WHAT YOU SHOULD DO:
Retype every entry word for word.

RECORDS PROVIDED:
- - -
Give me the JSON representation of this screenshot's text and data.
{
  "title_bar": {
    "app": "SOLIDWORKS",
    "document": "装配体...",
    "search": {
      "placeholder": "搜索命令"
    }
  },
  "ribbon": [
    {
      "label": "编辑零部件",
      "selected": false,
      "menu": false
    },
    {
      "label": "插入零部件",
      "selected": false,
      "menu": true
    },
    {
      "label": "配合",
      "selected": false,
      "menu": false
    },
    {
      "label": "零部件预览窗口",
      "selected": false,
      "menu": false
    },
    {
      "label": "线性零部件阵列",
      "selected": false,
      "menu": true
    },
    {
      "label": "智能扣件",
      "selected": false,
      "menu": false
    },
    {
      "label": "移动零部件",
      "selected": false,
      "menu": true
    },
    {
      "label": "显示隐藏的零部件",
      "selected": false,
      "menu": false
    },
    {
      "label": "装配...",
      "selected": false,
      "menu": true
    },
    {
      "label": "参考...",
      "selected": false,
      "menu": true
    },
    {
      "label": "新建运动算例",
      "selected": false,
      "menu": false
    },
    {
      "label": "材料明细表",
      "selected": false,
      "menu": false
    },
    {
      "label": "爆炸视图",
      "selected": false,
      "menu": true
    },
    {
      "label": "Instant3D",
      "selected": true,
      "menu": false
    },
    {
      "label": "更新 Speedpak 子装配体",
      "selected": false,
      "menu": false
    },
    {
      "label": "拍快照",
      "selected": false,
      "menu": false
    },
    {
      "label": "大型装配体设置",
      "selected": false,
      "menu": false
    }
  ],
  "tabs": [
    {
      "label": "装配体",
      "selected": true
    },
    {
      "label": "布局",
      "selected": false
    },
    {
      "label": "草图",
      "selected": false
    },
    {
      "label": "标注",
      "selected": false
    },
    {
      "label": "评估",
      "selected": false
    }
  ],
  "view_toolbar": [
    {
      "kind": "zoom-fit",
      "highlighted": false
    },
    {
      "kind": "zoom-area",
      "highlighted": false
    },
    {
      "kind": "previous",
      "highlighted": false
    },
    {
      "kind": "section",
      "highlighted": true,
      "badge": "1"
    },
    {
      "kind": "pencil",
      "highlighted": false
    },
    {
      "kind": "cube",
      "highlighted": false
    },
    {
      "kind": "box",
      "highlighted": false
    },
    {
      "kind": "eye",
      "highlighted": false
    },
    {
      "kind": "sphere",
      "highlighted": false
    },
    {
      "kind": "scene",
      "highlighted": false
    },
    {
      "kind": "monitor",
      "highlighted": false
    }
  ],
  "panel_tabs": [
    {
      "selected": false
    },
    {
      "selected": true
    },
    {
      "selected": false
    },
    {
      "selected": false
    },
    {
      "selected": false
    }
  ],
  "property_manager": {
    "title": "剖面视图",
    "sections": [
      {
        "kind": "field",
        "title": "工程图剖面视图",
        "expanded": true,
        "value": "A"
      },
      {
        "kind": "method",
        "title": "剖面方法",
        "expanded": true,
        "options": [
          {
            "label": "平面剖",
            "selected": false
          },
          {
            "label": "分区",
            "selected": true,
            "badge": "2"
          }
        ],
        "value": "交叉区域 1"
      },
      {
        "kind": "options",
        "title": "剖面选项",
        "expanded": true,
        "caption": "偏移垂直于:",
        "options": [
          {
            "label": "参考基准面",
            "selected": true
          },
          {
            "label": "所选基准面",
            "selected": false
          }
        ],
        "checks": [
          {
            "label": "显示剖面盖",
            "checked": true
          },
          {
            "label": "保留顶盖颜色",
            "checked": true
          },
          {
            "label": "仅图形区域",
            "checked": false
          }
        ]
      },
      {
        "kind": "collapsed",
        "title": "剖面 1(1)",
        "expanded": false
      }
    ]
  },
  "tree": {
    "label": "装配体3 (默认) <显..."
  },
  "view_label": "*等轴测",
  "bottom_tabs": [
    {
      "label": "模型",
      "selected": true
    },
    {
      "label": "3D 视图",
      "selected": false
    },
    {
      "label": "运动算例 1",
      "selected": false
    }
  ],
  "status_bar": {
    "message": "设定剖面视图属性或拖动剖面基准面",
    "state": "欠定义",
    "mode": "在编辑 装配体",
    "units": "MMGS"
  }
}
- - -
ANSWER TO THE EXERCISE:
Give me the JSON representation of this screenshot's text and data.
{
  "title_bar": {
    "app": "SOLIDWORKS",
    "document": "装配体...",
    "search": {
      "placeholder": "搜索命令"
    }
  },
  "ribbon": [
    {
      "label": "编辑零部件",
      "selected": false,
      "menu": false
    },
    {
      "label": "插入零部件",
      "selected": false,
      "menu": true
    },
    {
      "label": "配合",
      "selected": false,
      "menu": false
    },
    {
      "label": "零部件预览窗口",
      "selected": false,
      "menu": false
    },
    {
      "label": "线性零部件阵列",
      "selected": false,
      "menu": true
    },
    {
      "label": "智能扣件",
      "selected": false,
      "menu": false
    },
    {
      "label": "移动零部件",
      "selected": false,
      "menu": true
    },
    {
      "label": "显示隐藏的零部件",
      "selected": false,
      "menu": false
    },
    {
      "label": "装配...",
      "selected": false,
      "menu": true
    },
    {
      "label": "参考...",
      "selected": false,
      "menu": true
    },
    {
      "label": "新建运动算例",
      "selected": false,
      "menu": false
    },
    {
      "label": "材料明细表",
      "selected": false,
      "menu": false
    },
    {
      "label": "爆炸视图",
      "selected": false,
      "menu": true
    },
    {
      "label": "Instant3D",
      "selected": true,
      "menu": false
    },
    {
      "label": "更新 Speedpak 子装配体",
      "selected": false,
      "menu": false
    },
    {
      "label": "拍快照",
      "selected": false,
      "menu": false
    },
    {
      "label": "大型装配体设置",
      "selected": false,
      "menu": false
    }
  ],
  "tabs": [
    {
      "label": "装配体",
      "selected": true
    },
    {
      "label": "布局",
      "selected": false
    },
    {
      "label": "草图",
      "selected": false
    },
    {
      "label": "标注",
      "selected": false
    },
    {
      "label": "评估",
      "selected": false
    }
  ],
  "view_toolbar": [
    {
      "kind": "zoom-fit",
      "highlighted": false
    },
    {
      "kind": "zoom-area",
      "highlighted": false
    },
    {
      "kind": "previous",
      "highlighted": false
    },
    {
      "kind": "section",
      "highlighted": true,
      "badge": "1"
    },
    {
      "kind": "pencil",
      "highlighted": false
    },
    {
      "kind": "cube",
      "highlighted": false
    },
    {
      "kind": "box",
      "highlighted": false
    },
    {
      "kind": "eye",
      "highlighted": false
    },
    {
      "kind": "sphere",
      "highlighted": false
    },
    {
      "kind": "scene",
      "highlighted": false
    },
    {
      "kind": "monitor",
      "highlighted": false
    }
  ],
  "panel_tabs": [
    {
      "selected": false
    },
    {
      "selected": true
    },
    {
      "selected": false
    },
    {
      "selected": false
    },
    {
      "selected": false
    }
  ],
  "property_manager": {
    "title": "剖面视图",
    "sections": [
      {
        "kind": "field",
        "title": "工程图剖面视图",
        "expanded": true,
        "value": "A"
      },
      {
        "kind": "method",
        "title": "剖面方法",
        "expanded": true,
        "options": [
          {
            "label": "平面剖",
            "selected": false
          },
          {
            "label": "分区",
            "selected": true,
            "badge": "2"
          }
        ],
        "value": "交叉区域 1"
      },
      {
        "kind": "options",
        "title": "剖面选项",
        "expanded": true,
        "caption": "偏移垂直于:",
        "options": [
          {
            "label": "参考基准面",
            "selected": true
          },
          {
            "label": "所选基准面",
            "selected": false
          }
        ],
        "checks": [
          {
            "label": "显示剖面盖",
            "checked": true
          },
          {
            "label": "保留顶盖颜色",
            "checked": true
          },
          {
            "label": "仅图形区域",
            "checked": false
          }
        ]
      },
      {
        "kind": "collapsed",
        "title": "剖面 1(1)",
        "expanded": false
      }
    ]
  },
  "tree": {
    "label": "装配体3 (默认) <显..."
  },
  "view_label": "*等轴测",
  "bottom_tabs": [
    {
      "label": "模型",
      "selected": true
    },
    {
      "label": "3D 视图",
      "selected": false
    },
    {
      "label": "运动算例 1",
      "selected": false
    }
  ],
  "status_bar": {
    "message": "设定剖面视图属性或拖动剖面基准面",
    "state": "欠定义",
    "mode": "在编辑 装配体",
    "units": "MMGS"
  }
}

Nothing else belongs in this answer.